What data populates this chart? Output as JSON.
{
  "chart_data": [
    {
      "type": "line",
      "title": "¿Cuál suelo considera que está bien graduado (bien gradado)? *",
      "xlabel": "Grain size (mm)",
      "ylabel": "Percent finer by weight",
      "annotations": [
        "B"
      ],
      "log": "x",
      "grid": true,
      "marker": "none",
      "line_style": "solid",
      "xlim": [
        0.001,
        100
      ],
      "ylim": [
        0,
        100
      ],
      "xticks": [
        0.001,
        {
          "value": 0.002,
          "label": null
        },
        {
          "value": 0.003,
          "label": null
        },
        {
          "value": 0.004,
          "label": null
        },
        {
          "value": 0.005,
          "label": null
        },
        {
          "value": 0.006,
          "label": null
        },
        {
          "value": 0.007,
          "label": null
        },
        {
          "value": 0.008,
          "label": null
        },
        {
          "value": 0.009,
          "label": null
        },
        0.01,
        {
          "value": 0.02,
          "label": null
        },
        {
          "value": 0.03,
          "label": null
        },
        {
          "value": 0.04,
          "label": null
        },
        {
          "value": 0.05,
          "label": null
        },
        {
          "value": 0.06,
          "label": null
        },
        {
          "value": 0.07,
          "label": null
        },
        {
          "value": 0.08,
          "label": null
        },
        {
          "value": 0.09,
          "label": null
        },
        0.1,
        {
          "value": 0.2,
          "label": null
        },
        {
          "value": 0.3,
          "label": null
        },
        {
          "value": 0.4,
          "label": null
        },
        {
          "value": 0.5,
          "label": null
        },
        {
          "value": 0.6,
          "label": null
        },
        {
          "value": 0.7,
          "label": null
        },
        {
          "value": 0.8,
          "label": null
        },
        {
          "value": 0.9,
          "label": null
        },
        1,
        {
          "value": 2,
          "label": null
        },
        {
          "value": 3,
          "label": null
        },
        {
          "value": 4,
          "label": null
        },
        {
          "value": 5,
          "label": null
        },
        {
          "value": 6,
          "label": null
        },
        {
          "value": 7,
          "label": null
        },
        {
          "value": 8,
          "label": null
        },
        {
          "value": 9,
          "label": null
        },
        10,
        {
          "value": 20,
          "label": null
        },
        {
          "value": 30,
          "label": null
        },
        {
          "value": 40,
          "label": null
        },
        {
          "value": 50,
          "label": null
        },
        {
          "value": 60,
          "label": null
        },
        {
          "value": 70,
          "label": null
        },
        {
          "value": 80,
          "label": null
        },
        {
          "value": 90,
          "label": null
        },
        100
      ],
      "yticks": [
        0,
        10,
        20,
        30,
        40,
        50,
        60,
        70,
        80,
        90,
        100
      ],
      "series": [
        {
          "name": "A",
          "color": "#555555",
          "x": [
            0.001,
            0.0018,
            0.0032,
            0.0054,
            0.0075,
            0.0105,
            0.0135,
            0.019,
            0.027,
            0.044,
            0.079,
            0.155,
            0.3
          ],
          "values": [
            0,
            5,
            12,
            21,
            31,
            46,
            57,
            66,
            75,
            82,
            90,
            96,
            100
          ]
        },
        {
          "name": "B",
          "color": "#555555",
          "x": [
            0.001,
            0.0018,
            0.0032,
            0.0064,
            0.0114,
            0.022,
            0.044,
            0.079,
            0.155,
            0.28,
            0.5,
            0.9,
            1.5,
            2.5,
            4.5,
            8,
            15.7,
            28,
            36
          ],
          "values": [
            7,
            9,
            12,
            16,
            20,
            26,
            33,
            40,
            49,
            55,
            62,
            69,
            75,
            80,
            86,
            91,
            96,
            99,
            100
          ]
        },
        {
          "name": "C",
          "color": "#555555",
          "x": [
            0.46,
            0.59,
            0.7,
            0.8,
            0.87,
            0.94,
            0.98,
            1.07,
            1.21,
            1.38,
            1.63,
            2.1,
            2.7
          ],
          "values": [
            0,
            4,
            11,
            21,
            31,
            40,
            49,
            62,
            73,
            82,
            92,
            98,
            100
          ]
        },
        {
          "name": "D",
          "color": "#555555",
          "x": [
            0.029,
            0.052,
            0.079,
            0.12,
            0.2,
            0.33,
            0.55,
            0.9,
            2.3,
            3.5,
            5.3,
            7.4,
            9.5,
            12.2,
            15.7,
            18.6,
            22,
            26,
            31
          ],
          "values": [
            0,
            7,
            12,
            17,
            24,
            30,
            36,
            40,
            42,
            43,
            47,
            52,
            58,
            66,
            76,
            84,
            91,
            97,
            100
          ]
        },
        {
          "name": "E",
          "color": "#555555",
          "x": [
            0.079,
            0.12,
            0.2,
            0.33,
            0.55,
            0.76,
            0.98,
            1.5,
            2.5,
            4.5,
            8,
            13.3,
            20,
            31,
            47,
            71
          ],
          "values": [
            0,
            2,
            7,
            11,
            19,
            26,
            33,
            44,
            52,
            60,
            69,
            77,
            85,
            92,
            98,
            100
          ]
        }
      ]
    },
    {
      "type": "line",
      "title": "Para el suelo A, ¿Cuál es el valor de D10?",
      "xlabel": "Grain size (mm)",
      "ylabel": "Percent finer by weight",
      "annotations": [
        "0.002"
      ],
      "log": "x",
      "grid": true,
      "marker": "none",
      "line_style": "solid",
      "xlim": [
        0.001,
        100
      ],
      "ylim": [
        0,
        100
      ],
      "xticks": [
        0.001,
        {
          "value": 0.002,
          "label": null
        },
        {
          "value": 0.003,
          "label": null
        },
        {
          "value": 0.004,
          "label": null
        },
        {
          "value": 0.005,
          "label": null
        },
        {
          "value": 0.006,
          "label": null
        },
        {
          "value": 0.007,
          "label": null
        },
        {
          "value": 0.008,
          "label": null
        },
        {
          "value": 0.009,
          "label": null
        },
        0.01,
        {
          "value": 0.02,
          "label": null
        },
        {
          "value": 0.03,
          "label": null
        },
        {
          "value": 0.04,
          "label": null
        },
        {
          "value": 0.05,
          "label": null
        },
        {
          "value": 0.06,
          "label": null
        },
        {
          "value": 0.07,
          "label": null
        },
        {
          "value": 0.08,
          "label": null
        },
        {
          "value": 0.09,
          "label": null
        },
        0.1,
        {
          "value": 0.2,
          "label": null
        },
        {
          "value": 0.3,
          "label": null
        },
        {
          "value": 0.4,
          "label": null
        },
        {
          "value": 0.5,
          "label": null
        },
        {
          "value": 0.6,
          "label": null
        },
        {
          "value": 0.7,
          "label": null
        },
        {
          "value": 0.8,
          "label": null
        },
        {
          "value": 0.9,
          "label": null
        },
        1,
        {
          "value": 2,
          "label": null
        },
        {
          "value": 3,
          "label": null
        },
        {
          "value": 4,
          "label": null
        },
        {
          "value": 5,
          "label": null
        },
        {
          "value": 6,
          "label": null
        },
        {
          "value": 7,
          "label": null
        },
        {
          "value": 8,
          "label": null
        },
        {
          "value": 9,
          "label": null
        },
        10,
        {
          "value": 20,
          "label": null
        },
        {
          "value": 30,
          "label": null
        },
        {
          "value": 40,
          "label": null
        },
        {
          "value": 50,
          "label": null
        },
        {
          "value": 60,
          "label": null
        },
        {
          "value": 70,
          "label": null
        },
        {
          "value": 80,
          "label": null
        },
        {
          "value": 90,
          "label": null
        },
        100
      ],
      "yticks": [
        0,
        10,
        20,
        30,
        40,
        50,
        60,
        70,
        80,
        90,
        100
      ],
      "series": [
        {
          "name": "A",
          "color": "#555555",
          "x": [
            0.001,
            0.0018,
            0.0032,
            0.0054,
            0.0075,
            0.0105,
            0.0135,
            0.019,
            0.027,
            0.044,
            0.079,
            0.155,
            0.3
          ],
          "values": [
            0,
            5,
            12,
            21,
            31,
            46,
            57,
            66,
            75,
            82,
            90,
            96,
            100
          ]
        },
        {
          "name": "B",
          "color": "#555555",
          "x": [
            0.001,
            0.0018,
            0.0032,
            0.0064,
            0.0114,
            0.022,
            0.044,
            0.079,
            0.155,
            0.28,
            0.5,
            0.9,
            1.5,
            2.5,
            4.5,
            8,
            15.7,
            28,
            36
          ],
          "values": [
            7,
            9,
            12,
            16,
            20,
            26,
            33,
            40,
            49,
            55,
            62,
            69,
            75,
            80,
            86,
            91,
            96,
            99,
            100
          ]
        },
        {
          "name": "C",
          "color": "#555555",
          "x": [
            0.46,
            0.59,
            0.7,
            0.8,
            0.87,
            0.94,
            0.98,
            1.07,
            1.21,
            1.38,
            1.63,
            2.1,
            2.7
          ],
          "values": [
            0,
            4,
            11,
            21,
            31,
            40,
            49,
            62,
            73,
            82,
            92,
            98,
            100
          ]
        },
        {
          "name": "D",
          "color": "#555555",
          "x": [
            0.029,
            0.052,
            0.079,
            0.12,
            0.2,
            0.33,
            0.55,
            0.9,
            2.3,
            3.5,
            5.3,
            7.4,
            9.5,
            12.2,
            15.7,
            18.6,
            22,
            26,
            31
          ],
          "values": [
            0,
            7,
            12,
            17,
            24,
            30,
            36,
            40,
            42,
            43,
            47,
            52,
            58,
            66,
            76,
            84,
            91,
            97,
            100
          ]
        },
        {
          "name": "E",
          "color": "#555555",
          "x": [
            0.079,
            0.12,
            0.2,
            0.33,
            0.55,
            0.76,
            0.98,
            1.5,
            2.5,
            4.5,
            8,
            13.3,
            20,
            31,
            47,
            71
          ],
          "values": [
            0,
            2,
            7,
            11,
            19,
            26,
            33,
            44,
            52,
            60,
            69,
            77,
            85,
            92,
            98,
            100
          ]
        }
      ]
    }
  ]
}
=-=-=-=-=
- [Requirement]: From the listing above, pick out every line containing "suelo".

- [Solution]:
      "title": "¿Cuál suelo considera que está bien graduado (bien gradado)? *",
      "title": "Para el suelo A, ¿Cuál es el valor de D10?",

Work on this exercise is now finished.